▶ [WHAT IS NEEDED]:
Without including the pictures, copy out every line below.
++++++++++++++++++++
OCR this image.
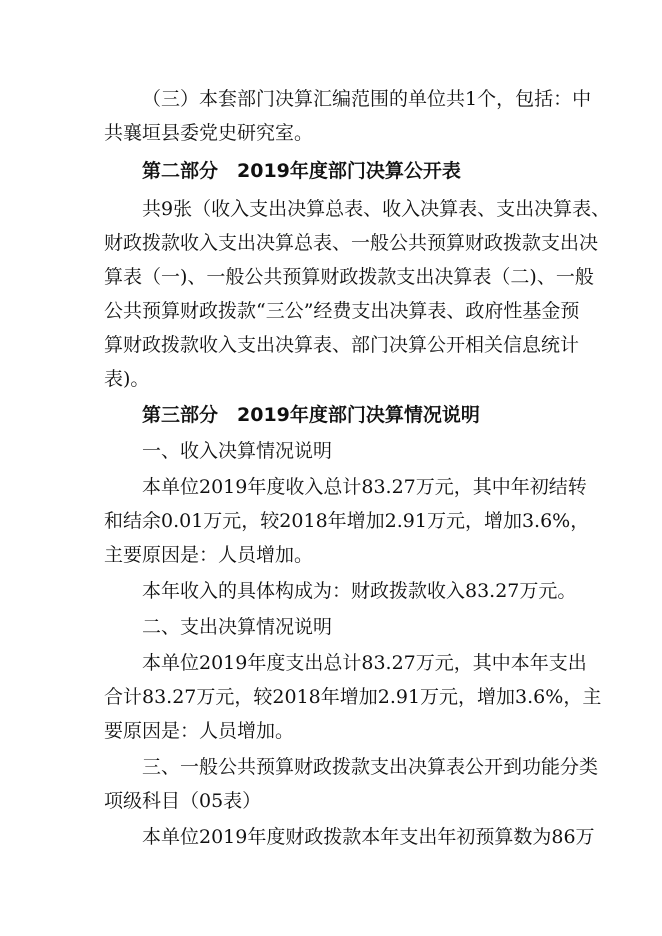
（三）本套部门决算汇编范围的单位共1个，包括：中
共襄垣县委党史研究室。
第二部分　2019年度部门决算公开表
共9张（收入支出决算总表、收入决算表、支出决算表、
财政拨款收入支出决算总表、一般公共预算财政拨款支出决
算表（一)、一般公共预算财政拨款支出决算表（二)、一般
公共预算财政拨款“三公”经费支出决算表、政府性基金预
算财政拨款收入支出决算表、部门决算公开相关信息统计
表)。
第三部分　2019年度部门决算情况说明
一、收入决算情况说明
本单位2019年度收入总计83.27万元，其中年初结转
和结余0.01万元，较2018年增加2.91万元，增加3.6%，
主要原因是：人员增加。
本年收入的具体构成为：财政拨款收入83.27万元。
二、支出决算情况说明
本单位2019年度支出总计83.27万元，其中本年支出
合计83.27万元，较2018年增加2.91万元，增加3.6%，主
要原因是：人员增加。
三、一般公共预算财政拨款支出决算表公开到功能分类
项级科目（05表）
本单位2019年度财政拨款本年支出年初预算数为86万
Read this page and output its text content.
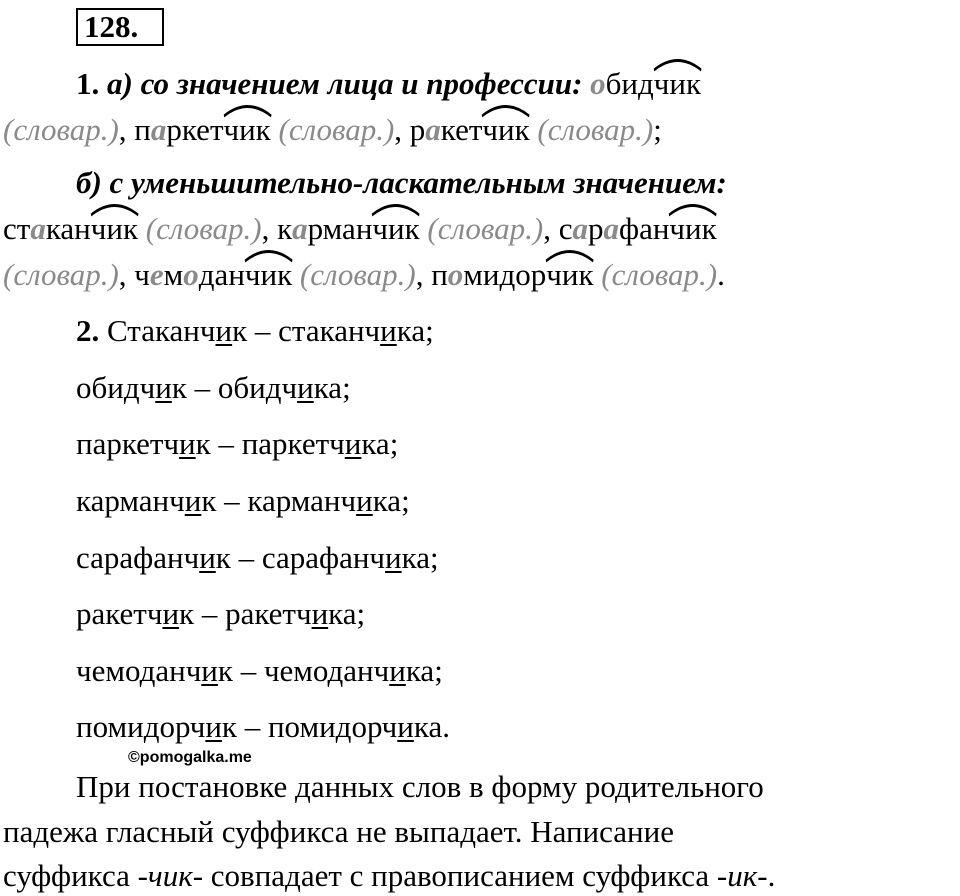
128.
1. а) со значением лица и профессии: обид
чик
(словар.), паркет
чик (словар.), ракет
чик (словар.);
б) с уменьшительно-ласкательным значением:
стакан
чик (словар.), карман
чик (словар.), сарафан
чик
(словар.), чемодан
чик (словар.), помидор
чик (словар.).
2. Стаканчик – стаканчика;
обидчик – обидчика;
паркетчик – паркетчика;
карманчик – карманчика;
сарафанчик – сарафанчика;
ракетчик – ракетчика;
чемоданчик – чемоданчика;
помидорчик – помидорчика.
©pomogalka.me
При постановке данных слов в форму родительного
падежа гласный суффикса не выпадает. Написание
суффикса -чик- совпадает с правописанием суффикса -ик-.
++++++++++++++++++++
▶ [RESPONSE TO THE EXERCISE]:
OCR this image.
（三）本套部门决算汇编范围的单位共1个，包括：中
共襄垣县委党史研究室。
第二部分　2019年度部门决算公开表
共9张（收入支出决算总表、收入决算表、支出决算表、
财政拨款收入支出决算总表、一般公共预算财政拨款支出决
算表（一)、一般公共预算财政拨款支出决算表（二)、一般
公共预算财政拨款“三公”经费支出决算表、政府性基金预
算财政拨款收入支出决算表、部门决算公开相关信息统计
表)。
第三部分　2019年度部门决算情况说明
一、收入决算情况说明
本单位2019年度收入总计83.27万元，其中年初结转
和结余0.01万元，较2018年增加2.91万元，增加3.6%，
主要原因是：人员增加。
本年收入的具体构成为：财政拨款收入83.27万元。
二、支出决算情况说明
本单位2019年度支出总计83.27万元，其中本年支出
合计83.27万元，较2018年增加2.91万元，增加3.6%，主
要原因是：人员增加。
三、一般公共预算财政拨款支出决算表公开到功能分类
项级科目（05表）
本单位2019年度财政拨款本年支出年初预算数为86万
Read this page and output its text content.
128.
1. а) со значением лица и профессии: обид
чик
(словар.), паркет
чик (словар.), ракет
чик (словар.);
б) с уменьшительно-ласкательным значением:
стакан
чик (словар.), карман
чик (словар.), сарафан
чик
(словар.), чемодан
чик (словар.), помидор
чик (словар.).
2. Стаканчик – стаканчика;
обидчик – обидчика;
паркетчик – паркетчика;
карманчик – карманчика;
сарафанчик – сарафанчика;
ракетчик – ракетчика;
чемоданчик – чемоданчика;
помидорчик – помидорчика.
©pomogalka.me
При постановке данных слов в форму родительного
падежа гласный суффикса не выпадает. Написание
суффикса -чик- совпадает с правописанием суффикса -ик-.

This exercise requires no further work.